WHAT IS REQUIRED.
Copy, character for character, the lines from the very start of the entries down to and including the line that contains "mini-calendar-day[interactable]: 30 bbox=[85, 213, 113, 241]".

EXTRACTED DATA.
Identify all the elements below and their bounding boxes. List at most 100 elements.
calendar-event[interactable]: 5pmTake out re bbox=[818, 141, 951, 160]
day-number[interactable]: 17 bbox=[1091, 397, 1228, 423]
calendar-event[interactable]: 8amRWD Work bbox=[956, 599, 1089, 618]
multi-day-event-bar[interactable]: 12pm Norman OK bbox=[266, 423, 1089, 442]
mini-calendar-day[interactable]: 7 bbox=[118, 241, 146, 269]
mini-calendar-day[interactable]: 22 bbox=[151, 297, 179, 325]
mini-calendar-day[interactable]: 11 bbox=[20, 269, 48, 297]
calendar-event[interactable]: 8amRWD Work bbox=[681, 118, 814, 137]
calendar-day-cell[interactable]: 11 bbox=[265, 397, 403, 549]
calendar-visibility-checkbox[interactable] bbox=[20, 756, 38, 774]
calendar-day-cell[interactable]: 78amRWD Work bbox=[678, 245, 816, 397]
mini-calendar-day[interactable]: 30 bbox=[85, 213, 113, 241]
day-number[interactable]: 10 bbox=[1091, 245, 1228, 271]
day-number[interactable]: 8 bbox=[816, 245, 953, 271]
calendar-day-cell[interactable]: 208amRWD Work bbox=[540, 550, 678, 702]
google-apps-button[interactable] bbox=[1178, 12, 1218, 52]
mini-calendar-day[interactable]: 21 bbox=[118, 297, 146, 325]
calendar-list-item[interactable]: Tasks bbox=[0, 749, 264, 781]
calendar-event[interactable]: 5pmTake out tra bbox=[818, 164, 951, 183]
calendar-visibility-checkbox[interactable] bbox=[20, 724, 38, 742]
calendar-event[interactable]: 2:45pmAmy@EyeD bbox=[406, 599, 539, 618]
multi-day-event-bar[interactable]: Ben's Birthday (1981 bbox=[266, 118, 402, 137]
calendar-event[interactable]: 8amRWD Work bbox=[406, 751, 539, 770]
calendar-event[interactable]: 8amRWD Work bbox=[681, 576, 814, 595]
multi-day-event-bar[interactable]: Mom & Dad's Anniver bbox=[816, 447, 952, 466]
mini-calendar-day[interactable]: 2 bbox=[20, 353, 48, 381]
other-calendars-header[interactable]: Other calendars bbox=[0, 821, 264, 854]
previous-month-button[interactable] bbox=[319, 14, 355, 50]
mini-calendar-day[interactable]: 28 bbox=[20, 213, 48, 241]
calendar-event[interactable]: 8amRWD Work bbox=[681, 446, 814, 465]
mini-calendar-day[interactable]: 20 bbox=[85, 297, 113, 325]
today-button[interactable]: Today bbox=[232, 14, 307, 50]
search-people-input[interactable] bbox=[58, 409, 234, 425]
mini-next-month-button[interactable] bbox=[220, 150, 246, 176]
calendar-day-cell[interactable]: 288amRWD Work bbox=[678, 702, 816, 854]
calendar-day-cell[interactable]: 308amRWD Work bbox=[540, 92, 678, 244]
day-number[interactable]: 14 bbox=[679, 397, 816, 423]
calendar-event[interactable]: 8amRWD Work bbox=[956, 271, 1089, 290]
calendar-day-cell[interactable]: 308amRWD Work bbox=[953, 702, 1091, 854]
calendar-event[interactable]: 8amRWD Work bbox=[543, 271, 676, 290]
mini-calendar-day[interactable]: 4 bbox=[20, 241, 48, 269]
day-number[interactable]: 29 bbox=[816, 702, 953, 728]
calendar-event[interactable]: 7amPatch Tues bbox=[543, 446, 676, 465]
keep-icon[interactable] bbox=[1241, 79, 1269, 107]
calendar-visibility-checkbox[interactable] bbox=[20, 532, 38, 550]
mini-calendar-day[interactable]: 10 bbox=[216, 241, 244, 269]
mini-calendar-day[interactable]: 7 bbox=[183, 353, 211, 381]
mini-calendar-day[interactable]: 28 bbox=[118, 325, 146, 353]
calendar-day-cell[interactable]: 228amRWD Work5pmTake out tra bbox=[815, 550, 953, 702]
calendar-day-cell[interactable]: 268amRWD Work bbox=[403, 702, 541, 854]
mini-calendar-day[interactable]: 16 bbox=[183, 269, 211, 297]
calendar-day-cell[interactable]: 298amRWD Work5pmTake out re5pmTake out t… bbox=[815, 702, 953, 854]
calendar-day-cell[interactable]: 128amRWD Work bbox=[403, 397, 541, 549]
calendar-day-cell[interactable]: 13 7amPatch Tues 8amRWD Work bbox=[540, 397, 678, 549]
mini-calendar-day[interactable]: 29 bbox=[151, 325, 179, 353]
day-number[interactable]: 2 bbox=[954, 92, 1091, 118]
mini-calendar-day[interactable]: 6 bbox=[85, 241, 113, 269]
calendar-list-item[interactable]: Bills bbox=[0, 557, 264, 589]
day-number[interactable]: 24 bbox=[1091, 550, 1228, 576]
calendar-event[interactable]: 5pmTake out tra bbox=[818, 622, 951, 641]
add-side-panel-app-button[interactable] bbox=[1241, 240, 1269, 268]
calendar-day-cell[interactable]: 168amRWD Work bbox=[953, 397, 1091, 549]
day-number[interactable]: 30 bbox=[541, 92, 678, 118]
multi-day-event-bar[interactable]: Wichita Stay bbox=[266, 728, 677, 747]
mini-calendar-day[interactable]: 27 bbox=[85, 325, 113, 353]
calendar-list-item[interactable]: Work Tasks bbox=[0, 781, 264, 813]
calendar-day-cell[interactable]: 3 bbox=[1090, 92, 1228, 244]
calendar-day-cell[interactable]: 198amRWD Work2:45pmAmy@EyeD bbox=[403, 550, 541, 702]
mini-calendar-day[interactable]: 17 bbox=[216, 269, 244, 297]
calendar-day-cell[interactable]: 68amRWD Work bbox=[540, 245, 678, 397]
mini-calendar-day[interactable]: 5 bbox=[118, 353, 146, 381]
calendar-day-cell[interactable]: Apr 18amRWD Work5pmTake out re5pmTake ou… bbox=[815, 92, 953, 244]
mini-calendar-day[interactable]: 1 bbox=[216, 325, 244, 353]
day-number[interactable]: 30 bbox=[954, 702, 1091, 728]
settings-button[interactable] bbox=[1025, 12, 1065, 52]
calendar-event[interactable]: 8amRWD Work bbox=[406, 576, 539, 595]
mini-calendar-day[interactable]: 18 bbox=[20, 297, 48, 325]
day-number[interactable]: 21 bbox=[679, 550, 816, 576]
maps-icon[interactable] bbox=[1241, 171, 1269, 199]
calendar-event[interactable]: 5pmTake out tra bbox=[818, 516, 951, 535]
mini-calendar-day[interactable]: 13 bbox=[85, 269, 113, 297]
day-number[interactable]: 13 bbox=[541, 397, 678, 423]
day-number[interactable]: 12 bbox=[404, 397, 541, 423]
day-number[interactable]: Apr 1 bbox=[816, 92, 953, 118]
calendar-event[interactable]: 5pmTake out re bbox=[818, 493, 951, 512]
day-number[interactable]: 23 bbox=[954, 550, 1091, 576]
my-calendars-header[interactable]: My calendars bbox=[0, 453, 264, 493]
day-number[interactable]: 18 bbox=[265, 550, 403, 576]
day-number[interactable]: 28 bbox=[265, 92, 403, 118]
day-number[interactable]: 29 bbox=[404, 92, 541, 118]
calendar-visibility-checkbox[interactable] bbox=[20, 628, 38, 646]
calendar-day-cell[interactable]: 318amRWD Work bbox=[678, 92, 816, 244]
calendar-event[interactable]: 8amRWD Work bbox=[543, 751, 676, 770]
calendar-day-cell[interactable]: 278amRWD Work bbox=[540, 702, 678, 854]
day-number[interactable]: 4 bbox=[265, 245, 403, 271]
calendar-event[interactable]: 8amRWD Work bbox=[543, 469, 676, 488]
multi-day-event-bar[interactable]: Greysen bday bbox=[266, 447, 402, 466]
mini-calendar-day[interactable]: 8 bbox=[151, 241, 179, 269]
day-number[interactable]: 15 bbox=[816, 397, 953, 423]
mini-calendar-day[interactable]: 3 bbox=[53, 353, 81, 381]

RESPONSE TO THIS EXERCISE.
Identify all the elements below and their bounding boxes. List at most 100 elements.
calendar-event[interactable]: 5pmTake out re bbox=[818, 141, 951, 160]
day-number[interactable]: 17 bbox=[1091, 397, 1228, 423]
calendar-event[interactable]: 8amRWD Work bbox=[956, 599, 1089, 618]
multi-day-event-bar[interactable]: 12pm Norman OK bbox=[266, 423, 1089, 442]
mini-calendar-day[interactable]: 7 bbox=[118, 241, 146, 269]
mini-calendar-day[interactable]: 22 bbox=[151, 297, 179, 325]
mini-calendar-day[interactable]: 11 bbox=[20, 269, 48, 297]
calendar-event[interactable]: 8amRWD Work bbox=[681, 118, 814, 137]
calendar-day-cell[interactable]: 11 bbox=[265, 397, 403, 549]
calendar-visibility-checkbox[interactable] bbox=[20, 756, 38, 774]
calendar-day-cell[interactable]: 78amRWD Work bbox=[678, 245, 816, 397]
mini-calendar-day[interactable]: 30 bbox=[85, 213, 113, 241]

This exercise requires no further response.